- _WORK TO DO_
Write out all the entries word for word and omit any pictures.

- _EXTRACTED RECORDS_
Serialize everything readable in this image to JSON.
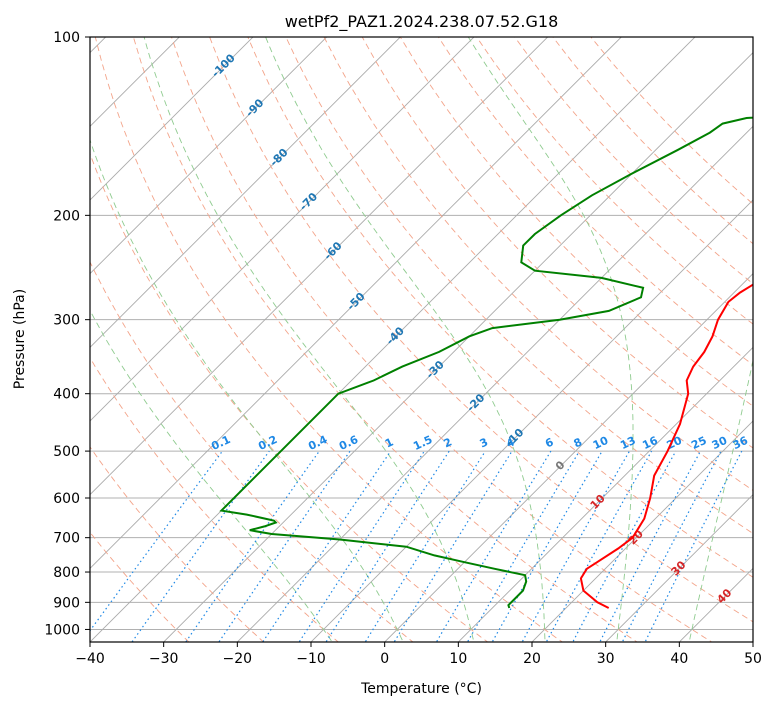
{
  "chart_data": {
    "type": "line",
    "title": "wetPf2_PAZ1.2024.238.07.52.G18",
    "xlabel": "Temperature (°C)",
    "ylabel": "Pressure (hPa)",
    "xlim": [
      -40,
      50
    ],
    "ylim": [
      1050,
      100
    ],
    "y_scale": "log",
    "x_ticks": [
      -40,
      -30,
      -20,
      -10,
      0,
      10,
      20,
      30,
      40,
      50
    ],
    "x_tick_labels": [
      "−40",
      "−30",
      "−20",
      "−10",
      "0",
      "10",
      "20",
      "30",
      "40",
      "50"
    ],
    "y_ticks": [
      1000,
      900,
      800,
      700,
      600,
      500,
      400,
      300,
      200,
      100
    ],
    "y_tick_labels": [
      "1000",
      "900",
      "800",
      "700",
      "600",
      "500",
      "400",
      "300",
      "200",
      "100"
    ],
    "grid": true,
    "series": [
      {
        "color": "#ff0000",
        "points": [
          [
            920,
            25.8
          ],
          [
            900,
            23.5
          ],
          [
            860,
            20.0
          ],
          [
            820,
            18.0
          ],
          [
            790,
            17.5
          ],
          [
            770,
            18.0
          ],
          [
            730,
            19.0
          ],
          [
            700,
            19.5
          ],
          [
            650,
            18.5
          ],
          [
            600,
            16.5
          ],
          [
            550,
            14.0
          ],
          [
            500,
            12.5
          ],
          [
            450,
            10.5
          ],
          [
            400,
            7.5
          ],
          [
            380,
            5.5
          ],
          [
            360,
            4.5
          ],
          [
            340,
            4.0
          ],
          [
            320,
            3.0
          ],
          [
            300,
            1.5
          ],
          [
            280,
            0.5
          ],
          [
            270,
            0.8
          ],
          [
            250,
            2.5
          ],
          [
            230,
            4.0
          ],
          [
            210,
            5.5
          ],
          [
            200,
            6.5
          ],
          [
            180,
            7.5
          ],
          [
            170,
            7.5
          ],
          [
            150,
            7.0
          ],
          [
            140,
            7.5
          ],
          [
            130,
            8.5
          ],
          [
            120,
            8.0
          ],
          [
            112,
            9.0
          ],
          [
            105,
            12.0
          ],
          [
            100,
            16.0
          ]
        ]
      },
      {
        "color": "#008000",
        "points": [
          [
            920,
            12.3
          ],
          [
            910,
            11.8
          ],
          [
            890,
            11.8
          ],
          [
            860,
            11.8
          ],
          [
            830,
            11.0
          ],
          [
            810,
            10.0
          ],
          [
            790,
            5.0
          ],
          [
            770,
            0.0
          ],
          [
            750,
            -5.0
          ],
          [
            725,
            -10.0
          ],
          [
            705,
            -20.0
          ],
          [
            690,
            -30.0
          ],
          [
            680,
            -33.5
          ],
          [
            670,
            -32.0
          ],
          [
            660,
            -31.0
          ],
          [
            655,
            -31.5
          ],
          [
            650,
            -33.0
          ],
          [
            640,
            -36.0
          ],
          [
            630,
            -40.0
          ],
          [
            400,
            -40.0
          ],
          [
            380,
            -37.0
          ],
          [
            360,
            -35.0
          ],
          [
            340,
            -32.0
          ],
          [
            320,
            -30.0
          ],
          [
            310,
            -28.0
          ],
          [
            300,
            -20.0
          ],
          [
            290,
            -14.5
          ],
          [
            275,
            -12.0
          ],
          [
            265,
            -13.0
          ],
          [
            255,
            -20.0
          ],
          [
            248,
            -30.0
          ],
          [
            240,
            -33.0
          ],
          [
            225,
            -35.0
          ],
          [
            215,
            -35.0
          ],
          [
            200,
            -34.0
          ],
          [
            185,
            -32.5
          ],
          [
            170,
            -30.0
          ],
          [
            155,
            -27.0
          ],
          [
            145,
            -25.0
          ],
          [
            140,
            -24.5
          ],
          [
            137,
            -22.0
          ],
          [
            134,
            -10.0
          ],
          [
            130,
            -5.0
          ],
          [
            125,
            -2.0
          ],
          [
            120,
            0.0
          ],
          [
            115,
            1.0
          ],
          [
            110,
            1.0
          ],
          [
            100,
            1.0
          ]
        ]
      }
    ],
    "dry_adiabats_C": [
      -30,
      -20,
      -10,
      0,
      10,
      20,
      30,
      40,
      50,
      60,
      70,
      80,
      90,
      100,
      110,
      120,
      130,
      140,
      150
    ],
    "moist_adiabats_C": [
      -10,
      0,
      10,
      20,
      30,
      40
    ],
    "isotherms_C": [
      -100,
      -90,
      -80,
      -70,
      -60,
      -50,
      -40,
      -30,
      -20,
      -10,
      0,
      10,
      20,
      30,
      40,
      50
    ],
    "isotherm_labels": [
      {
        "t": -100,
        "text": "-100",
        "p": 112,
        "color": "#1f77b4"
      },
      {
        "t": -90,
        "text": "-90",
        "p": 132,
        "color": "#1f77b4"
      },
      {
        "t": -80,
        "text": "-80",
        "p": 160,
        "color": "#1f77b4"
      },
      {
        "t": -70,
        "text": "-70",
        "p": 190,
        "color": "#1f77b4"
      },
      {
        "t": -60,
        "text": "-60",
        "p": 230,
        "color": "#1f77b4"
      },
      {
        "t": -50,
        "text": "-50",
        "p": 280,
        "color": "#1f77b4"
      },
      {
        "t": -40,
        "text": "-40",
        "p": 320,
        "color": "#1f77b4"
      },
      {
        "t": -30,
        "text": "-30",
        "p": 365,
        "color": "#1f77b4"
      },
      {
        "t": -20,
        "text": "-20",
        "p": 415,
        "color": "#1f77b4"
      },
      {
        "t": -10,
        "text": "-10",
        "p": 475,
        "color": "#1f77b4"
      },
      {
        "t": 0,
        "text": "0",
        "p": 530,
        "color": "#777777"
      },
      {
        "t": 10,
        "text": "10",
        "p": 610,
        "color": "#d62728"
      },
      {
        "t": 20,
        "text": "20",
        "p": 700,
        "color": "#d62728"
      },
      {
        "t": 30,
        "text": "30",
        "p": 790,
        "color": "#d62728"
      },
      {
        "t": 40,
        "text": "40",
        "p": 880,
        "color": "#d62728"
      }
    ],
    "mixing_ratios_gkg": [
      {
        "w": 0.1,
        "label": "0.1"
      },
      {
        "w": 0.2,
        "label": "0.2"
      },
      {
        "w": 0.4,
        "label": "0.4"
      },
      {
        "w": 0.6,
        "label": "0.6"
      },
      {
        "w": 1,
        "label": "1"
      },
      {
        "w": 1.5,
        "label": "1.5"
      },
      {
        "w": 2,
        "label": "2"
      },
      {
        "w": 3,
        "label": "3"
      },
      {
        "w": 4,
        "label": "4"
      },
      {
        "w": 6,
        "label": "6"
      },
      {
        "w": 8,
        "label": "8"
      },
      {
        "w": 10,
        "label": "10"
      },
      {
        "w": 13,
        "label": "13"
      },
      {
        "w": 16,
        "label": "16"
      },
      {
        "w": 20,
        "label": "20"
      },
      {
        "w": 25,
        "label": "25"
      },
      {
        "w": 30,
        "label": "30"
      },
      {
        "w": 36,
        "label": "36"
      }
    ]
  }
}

- _SOLUTION_
Serialize everything readable in this image to JSON.
{
  "chart_data": {
    "type": "line",
    "title": "wetPf2_PAZ1.2024.238.07.52.G18",
    "xlabel": "Temperature (°C)",
    "ylabel": "Pressure (hPa)",
    "xlim": [
      -40,
      50
    ],
    "ylim": [
      1050,
      100
    ],
    "y_scale": "log",
    "x_ticks": [
      -40,
      -30,
      -20,
      -10,
      0,
      10,
      20,
      30,
      40,
      50
    ],
    "x_tick_labels": [
      "−40",
      "−30",
      "−20",
      "−10",
      "0",
      "10",
      "20",
      "30",
      "40",
      "50"
    ],
    "y_ticks": [
      1000,
      900,
      800,
      700,
      600,
      500,
      400,
      300,
      200,
      100
    ],
    "y_tick_labels": [
      "1000",
      "900",
      "800",
      "700",
      "600",
      "500",
      "400",
      "300",
      "200",
      "100"
    ],
    "grid": true,
    "series": [
      {
        "color": "#ff0000",
        "points": [
          [
            920,
            25.8
          ],
          [
            900,
            23.5
          ],
          [
            860,
            20.0
          ],
          [
            820,
            18.0
          ],
          [
            790,
            17.5
          ],
          [
            770,
            18.0
          ],
          [
            730,
            19.0
          ],
          [
            700,
            19.5
          ],
          [
            650,
            18.5
          ],
          [
            600,
            16.5
          ],
          [
            550,
            14.0
          ],
          [
            500,
            12.5
          ],
          [
            450,
            10.5
          ],
          [
            400,
            7.5
          ],
          [
            380,
            5.5
          ],
          [
            360,
            4.5
          ],
          [
            340,
            4.0
          ],
          [
            320,
            3.0
          ],
          [
            300,
            1.5
          ],
          [
            280,
            0.5
          ],
          [
            270,
            0.8
          ],
          [
            250,
            2.5
          ],
          [
            230,
            4.0
          ],
          [
            210,
            5.5
          ],
          [
            200,
            6.5
          ],
          [
            180,
            7.5
          ],
          [
            170,
            7.5
          ],
          [
            150,
            7.0
          ],
          [
            140,
            7.5
          ],
          [
            130,
            8.5
          ],
          [
            120,
            8.0
          ],
          [
            112,
            9.0
          ],
          [
            105,
            12.0
          ],
          [
            100,
            16.0
          ]
        ]
      },
      {
        "color": "#008000",
        "points": [
          [
            920,
            12.3
          ],
          [
            910,
            11.8
          ],
          [
            890,
            11.8
          ],
          [
            860,
            11.8
          ],
          [
            830,
            11.0
          ],
          [
            810,
            10.0
          ],
          [
            790,
            5.0
          ],
          [
            770,
            0.0
          ],
          [
            750,
            -5.0
          ],
          [
            725,
            -10.0
          ],
          [
            705,
            -20.0
          ],
          [
            690,
            -30.0
          ],
          [
            680,
            -33.5
          ],
          [
            670,
            -32.0
          ],
          [
            660,
            -31.0
          ],
          [
            655,
            -31.5
          ],
          [
            650,
            -33.0
          ],
          [
            640,
            -36.0
          ],
          [
            630,
            -40.0
          ],
          [
            400,
            -40.0
          ],
          [
            380,
            -37.0
          ],
          [
            360,
            -35.0
          ],
          [
            340,
            -32.0
          ],
          [
            320,
            -30.0
          ],
          [
            310,
            -28.0
          ],
          [
            300,
            -20.0
          ],
          [
            290,
            -14.5
          ],
          [
            275,
            -12.0
          ],
          [
            265,
            -13.0
          ],
          [
            255,
            -20.0
          ],
          [
            248,
            -30.0
          ],
          [
            240,
            -33.0
          ],
          [
            225,
            -35.0
          ],
          [
            215,
            -35.0
          ],
          [
            200,
            -34.0
          ],
          [
            185,
            -32.5
          ],
          [
            170,
            -30.0
          ],
          [
            155,
            -27.0
          ],
          [
            145,
            -25.0
          ],
          [
            140,
            -24.5
          ],
          [
            137,
            -22.0
          ],
          [
            134,
            -10.0
          ],
          [
            130,
            -5.0
          ],
          [
            125,
            -2.0
          ],
          [
            120,
            0.0
          ],
          [
            115,
            1.0
          ],
          [
            110,
            1.0
          ],
          [
            100,
            1.0
          ]
        ]
      }
    ],
    "dry_adiabats_C": [
      -30,
      -20,
      -10,
      0,
      10,
      20,
      30,
      40,
      50,
      60,
      70,
      80,
      90,
      100,
      110,
      120,
      130,
      140,
      150
    ],
    "moist_adiabats_C": [
      -10,
      0,
      10,
      20,
      30,
      40
    ],
    "isotherms_C": [
      -100,
      -90,
      -80,
      -70,
      -60,
      -50,
      -40,
      -30,
      -20,
      -10,
      0,
      10,
      20,
      30,
      40,
      50
    ],
    "isotherm_labels": [
      {
        "t": -100,
        "text": "-100",
        "p": 112,
        "color": "#1f77b4"
      },
      {
        "t": -90,
        "text": "-90",
        "p": 132,
        "color": "#1f77b4"
      },
      {
        "t": -80,
        "text": "-80",
        "p": 160,
        "color": "#1f77b4"
      },
      {
        "t": -70,
        "text": "-70",
        "p": 190,
        "color": "#1f77b4"
      },
      {
        "t": -60,
        "text": "-60",
        "p": 230,
        "color": "#1f77b4"
      },
      {
        "t": -50,
        "text": "-50",
        "p": 280,
        "color": "#1f77b4"
      },
      {
        "t": -40,
        "text": "-40",
        "p": 320,
        "color": "#1f77b4"
      },
      {
        "t": -30,
        "text": "-30",
        "p": 365,
        "color": "#1f77b4"
      },
      {
        "t": -20,
        "text": "-20",
        "p": 415,
        "color": "#1f77b4"
      },
      {
        "t": -10,
        "text": "-10",
        "p": 475,
        "color": "#1f77b4"
      },
      {
        "t": 0,
        "text": "0",
        "p": 530,
        "color": "#777777"
      },
      {
        "t": 10,
        "text": "10",
        "p": 610,
        "color": "#d62728"
      },
      {
        "t": 20,
        "text": "20",
        "p": 700,
        "color": "#d62728"
      },
      {
        "t": 30,
        "text": "30",
        "p": 790,
        "color": "#d62728"
      },
      {
        "t": 40,
        "text": "40",
        "p": 880,
        "color": "#d62728"
      }
    ],
    "mixing_ratios_gkg": [
      {
        "w": 0.1,
        "label": "0.1"
      },
      {
        "w": 0.2,
        "label": "0.2"
      },
      {
        "w": 0.4,
        "label": "0.4"
      },
      {
        "w": 0.6,
        "label": "0.6"
      },
      {
        "w": 1,
        "label": "1"
      },
      {
        "w": 1.5,
        "label": "1.5"
      },
      {
        "w": 2,
        "label": "2"
      },
      {
        "w": 3,
        "label": "3"
      },
      {
        "w": 4,
        "label": "4"
      },
      {
        "w": 6,
        "label": "6"
      },
      {
        "w": 8,
        "label": "8"
      },
      {
        "w": 10,
        "label": "10"
      },
      {
        "w": 13,
        "label": "13"
      },
      {
        "w": 16,
        "label": "16"
      },
      {
        "w": 20,
        "label": "20"
      },
      {
        "w": 25,
        "label": "25"
      },
      {
        "w": 30,
        "label": "30"
      },
      {
        "w": 36,
        "label": "36"
      }
    ]
  }
}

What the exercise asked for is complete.